Written request 1: Translate this sentence from the passage on American anti-intellectualism into Spanish: "This brings us to Brian Mann's well-intentioned but rather flawed book, Welcome to the Homeland."
Written request 2: Rewrite the passage on American anti-intellectualism starting at "This brings us" and ending at "to the GOP.", swapping "GOP" for "Republican Party".

Text passage:
┄┄┄┄┄┄┄┄┄┄
But you really need to go back to Richard Hofstadter's 1963 book, Anti-Intellectualism in American Life, written at the height of the liberal epoch, to find the first glimmers of understanding on the Left that their country had an innate hostility to their secular rationalist ideology. Hofstadter wrote of the enduring strain of anti-intellectualism in American life and said that: "The common strain that binds together the attitudes and ideas which I call anti-intellectual is a resentment and suspicion of the life of the mind and of those who are considered to represent it; and a disposition constantly to minimize the value of that life." It's easy enough to draw a straight line from his fretting to the piece that Garry Wills wrote immediately after the 2004 election, quite accurately titled, The Day the Enlightenment Went Out belief in most of America (Garry Wills, 11/04/04, NY Times). This hardly seems to overstate the case. The modern Conservative triumph in America and the increasing divide between not just Red and Blue America but between an America that must be considered Red overall and a Europe that is quite Blue can probably best be understood as a matter of the tenacity of Judeo-Christian belief on the part of most Americans vs. the Enlightenment secularism/rationalism/intellectualism of coastal elites in the States and most Europeans. America has, almost uniquely in the West, rejected the Enlightenment and any political analysis that doesn't take this rejection into consideration is unlikely to penetrate very far into the heart of the matter.

This brings us to Brian Mann's well-intentioned but rather flawed book, Welcome to the Homeland. Mr. Mann, you see, has tried to write with greater sympathy about Red America and less alarmism about the state of the Left, but in the process has terribly underestimated both the depth of the divide in our politics and the amount of rethinking the Democrats will require if they are to make themselves a consistent and serious alternative to the GOP.

While Mr. Mann is personally a political liberal and a liberal Christian, he covers rural America for NPR and has a brother who is a genuine Christian conservative Kansan. As someone who likes the people and communities he covers for a living and loves his brother, it would be hard for Mr. Mann to maintain the level of hostility towards Red America that many of his peers achieve. This book, much of it spent traveling around with and trying to comprehend his brother, Allen, is necessarily then far friendlier to his subjects than are many other texts in the genre. The better balance he's able to strike makes the book more enjoyable and the relationship between him and Allen, and the interplay of their differing politics, is genuinely intriguing. If nothing else, Allen puts a human face on the Neanderthals that the Left is usually so terrified of and serves as a demonstration that we can all get along. Meanwhile, the basic case that Mr. Mann makes is that while there is a political faultline in our politics it is essentially between rural America, which is dying anyway so we need not worry about it overmuch, and more urban America, which is thriving, growing, and with just a few tweaks to the Constitution would once again dominate Washington. It's all very reassuring for the Left.
┄┄┄┄┄┄┄┄┄┄
Dataset extract:

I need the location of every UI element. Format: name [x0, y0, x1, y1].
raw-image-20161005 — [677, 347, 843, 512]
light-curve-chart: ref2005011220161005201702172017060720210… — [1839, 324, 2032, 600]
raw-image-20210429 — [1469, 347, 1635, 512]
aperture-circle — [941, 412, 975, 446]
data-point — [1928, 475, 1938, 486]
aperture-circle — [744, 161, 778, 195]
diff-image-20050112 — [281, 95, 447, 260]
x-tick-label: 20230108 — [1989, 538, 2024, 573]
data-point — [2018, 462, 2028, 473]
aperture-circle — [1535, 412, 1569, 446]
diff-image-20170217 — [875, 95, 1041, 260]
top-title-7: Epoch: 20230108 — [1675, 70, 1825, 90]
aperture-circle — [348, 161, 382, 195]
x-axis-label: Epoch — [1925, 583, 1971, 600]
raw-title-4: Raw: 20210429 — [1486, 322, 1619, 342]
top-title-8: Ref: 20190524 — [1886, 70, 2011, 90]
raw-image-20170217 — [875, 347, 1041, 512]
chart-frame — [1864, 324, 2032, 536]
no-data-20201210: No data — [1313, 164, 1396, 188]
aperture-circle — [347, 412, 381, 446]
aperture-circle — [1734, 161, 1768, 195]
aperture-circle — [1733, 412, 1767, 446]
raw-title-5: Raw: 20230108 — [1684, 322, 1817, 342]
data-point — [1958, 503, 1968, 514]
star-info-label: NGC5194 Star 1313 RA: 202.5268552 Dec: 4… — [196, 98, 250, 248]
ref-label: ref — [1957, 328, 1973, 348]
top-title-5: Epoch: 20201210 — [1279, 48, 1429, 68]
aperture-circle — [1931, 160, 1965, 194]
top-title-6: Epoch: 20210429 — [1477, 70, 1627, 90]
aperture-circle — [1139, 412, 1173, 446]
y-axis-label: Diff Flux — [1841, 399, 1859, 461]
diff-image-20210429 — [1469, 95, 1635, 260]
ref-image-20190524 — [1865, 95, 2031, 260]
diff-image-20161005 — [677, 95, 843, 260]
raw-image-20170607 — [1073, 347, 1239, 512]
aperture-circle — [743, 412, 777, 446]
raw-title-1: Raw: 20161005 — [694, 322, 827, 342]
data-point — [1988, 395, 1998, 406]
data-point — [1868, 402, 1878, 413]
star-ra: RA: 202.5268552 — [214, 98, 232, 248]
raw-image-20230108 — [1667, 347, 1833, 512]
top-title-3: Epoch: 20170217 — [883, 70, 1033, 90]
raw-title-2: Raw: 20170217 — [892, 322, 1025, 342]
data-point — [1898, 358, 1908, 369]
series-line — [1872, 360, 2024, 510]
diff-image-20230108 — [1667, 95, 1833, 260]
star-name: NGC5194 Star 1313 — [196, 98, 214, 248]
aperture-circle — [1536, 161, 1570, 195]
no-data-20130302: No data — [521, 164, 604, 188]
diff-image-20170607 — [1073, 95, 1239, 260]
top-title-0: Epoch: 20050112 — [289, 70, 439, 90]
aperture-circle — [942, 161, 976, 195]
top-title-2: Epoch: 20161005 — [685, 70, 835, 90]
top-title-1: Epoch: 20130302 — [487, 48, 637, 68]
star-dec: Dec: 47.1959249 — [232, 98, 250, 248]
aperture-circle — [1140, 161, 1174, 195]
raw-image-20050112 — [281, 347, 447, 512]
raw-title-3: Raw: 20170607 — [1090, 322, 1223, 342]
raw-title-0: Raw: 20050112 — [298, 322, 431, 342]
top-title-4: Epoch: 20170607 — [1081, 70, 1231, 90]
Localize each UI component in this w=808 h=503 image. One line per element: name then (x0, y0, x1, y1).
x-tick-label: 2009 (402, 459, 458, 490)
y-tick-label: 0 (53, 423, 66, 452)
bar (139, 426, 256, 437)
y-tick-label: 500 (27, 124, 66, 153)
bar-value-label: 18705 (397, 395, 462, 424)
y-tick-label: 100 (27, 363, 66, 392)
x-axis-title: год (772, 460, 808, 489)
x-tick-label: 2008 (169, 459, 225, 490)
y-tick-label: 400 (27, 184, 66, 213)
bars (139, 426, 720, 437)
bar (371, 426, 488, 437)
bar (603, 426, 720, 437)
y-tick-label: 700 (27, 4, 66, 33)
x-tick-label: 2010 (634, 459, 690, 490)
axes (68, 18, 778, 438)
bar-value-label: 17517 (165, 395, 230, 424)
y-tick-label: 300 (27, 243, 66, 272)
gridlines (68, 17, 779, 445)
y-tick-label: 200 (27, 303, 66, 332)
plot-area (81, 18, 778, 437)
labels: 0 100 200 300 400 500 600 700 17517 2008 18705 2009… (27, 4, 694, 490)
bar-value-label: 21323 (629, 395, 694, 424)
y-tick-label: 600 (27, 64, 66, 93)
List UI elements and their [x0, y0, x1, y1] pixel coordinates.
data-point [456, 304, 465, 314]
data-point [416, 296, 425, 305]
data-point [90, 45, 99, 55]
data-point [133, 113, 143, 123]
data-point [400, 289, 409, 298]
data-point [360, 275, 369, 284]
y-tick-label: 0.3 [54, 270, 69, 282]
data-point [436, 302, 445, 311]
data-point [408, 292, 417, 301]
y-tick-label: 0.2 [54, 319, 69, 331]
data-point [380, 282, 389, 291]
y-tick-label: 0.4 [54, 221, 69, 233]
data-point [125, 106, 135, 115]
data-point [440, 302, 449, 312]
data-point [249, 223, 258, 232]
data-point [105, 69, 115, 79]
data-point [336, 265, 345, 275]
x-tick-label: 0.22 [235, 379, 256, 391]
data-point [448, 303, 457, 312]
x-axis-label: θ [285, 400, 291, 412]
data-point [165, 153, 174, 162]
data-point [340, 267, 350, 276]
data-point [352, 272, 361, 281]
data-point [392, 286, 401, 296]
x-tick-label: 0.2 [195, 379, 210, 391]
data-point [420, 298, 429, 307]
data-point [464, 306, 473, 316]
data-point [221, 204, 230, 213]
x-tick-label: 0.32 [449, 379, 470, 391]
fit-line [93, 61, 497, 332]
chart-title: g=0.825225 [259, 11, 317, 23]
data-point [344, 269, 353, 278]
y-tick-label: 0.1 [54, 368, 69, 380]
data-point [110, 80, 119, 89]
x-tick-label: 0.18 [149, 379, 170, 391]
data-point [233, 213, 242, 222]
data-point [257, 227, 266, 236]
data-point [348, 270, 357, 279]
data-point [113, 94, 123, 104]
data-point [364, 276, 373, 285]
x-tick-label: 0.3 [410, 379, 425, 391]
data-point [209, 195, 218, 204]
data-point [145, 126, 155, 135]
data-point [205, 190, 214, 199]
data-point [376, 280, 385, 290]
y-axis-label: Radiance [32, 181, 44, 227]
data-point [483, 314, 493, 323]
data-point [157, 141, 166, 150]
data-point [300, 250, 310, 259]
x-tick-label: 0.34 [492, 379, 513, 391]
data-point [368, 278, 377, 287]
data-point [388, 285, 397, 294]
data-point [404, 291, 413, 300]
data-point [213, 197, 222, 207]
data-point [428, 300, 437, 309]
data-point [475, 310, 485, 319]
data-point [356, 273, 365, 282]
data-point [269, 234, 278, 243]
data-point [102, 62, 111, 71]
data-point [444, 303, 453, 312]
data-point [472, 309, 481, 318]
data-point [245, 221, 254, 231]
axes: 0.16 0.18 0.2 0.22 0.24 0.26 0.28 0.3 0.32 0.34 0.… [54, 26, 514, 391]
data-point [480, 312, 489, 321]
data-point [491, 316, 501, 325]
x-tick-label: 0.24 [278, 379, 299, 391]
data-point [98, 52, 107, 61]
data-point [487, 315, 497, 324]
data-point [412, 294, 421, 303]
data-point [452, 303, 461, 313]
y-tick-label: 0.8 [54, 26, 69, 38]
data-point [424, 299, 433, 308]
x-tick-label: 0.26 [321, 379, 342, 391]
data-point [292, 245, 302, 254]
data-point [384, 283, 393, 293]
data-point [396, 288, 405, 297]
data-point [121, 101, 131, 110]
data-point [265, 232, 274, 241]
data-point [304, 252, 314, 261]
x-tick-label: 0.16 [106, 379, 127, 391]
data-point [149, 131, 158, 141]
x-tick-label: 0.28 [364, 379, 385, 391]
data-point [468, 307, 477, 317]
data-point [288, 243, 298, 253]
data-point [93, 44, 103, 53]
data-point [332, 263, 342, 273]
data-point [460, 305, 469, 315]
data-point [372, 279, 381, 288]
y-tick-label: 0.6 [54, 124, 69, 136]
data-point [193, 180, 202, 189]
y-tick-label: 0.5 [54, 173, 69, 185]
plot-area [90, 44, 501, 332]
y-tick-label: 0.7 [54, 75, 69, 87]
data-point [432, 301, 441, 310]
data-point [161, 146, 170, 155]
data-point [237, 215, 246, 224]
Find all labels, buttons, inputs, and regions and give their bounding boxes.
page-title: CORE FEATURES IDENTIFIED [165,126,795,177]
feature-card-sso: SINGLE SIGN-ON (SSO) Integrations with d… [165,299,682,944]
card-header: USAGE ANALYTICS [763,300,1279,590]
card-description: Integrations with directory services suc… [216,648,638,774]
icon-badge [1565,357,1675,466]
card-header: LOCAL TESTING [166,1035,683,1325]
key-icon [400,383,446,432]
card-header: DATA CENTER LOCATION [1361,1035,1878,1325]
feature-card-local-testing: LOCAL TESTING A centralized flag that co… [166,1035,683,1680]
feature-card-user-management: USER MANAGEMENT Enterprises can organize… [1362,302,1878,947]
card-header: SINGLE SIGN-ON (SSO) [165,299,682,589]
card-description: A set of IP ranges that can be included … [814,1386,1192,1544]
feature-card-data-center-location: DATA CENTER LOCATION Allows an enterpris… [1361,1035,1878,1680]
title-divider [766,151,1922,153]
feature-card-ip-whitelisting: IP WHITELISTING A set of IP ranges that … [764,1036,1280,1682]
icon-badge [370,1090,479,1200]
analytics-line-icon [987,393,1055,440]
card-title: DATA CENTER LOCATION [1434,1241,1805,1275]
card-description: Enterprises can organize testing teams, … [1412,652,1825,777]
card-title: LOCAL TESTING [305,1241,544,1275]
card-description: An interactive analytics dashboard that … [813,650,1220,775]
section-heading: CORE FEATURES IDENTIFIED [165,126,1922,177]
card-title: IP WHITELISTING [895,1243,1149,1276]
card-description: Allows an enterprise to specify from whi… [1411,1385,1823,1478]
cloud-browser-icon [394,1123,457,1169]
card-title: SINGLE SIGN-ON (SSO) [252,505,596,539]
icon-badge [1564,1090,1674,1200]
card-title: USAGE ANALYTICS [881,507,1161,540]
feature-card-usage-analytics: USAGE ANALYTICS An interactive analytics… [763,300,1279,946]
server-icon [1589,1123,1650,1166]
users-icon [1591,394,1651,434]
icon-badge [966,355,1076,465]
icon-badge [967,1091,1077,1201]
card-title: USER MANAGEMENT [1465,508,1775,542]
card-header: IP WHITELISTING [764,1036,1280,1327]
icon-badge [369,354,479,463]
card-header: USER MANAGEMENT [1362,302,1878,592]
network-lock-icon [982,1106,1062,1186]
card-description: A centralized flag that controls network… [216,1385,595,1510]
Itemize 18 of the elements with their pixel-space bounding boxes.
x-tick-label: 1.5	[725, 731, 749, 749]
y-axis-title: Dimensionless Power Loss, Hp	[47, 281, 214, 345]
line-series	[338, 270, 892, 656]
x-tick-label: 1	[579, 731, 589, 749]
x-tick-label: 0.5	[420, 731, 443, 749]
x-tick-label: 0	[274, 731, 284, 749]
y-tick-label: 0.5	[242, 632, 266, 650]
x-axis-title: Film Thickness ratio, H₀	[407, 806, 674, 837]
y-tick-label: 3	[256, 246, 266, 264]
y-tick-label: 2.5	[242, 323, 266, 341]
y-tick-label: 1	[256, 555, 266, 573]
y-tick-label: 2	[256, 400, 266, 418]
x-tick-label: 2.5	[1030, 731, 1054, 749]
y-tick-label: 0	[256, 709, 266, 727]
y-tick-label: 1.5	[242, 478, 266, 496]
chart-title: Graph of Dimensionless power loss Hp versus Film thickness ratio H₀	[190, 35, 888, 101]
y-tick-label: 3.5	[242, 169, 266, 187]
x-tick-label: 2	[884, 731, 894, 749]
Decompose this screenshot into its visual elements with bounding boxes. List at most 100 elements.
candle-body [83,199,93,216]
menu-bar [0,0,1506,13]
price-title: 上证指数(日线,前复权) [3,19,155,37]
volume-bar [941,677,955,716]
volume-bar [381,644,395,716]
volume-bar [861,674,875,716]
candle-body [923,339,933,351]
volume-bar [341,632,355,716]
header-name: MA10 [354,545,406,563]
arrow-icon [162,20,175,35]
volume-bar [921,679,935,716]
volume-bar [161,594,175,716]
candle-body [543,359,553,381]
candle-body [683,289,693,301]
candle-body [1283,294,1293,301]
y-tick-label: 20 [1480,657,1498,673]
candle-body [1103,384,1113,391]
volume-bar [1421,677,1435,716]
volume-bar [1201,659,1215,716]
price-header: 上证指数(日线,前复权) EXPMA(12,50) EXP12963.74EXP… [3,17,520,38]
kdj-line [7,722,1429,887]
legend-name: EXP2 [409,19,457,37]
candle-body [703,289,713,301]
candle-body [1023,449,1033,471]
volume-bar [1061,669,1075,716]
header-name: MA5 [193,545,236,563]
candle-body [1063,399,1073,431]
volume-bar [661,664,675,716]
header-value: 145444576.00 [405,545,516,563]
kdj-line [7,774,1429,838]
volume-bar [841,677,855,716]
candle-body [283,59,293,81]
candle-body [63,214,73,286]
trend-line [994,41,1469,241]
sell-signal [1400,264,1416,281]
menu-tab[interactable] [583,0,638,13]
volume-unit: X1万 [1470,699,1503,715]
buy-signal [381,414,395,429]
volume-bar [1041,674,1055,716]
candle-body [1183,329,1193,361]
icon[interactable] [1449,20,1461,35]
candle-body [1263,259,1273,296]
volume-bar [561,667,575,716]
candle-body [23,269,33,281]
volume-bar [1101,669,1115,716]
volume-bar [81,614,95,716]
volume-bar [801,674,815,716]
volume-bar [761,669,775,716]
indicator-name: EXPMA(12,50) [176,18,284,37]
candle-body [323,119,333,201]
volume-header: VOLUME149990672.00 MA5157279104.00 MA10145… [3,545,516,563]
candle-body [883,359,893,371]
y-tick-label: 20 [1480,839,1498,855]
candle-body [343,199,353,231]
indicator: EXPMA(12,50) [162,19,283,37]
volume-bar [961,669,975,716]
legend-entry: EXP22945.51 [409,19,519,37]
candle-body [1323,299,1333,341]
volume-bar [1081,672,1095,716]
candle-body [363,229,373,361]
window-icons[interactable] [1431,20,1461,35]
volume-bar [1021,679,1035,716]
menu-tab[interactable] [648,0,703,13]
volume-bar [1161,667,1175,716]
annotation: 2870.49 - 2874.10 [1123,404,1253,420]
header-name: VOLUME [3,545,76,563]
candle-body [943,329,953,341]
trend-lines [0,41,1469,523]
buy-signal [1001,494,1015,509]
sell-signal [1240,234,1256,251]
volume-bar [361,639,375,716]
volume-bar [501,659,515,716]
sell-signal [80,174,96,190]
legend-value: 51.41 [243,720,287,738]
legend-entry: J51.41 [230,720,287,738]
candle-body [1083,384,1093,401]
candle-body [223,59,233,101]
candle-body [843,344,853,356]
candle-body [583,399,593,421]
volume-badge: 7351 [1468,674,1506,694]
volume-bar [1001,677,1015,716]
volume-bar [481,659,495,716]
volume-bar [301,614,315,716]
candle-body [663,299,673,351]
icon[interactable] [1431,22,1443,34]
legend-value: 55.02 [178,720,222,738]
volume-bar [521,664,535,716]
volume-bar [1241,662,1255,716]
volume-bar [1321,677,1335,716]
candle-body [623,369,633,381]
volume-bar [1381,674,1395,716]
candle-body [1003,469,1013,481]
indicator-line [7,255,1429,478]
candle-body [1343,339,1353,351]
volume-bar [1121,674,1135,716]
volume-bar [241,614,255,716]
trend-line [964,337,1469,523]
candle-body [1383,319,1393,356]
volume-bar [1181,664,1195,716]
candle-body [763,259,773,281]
┄┄┄┄┄┄┄┄┄┄
Expected answer 1: Esto nos lleva al libro de Brian Mann, bienintencionado pero bastante defectuoso, Welcome to the Homeland.

Expected answer 2:
This brings us to Brian Mann's well-intentioned but rather flawed book, Welcome to the Homeland. Mr. Mann, you see, has tried to write with greater sympathy about Red America and less alarmism about the state of the Left, but in the process has terribly underestimated both the depth of the divide in our politics and the amount of rethinking the Democrats will require if they are to make themselves a consistent and serious alternative to the Republican Party.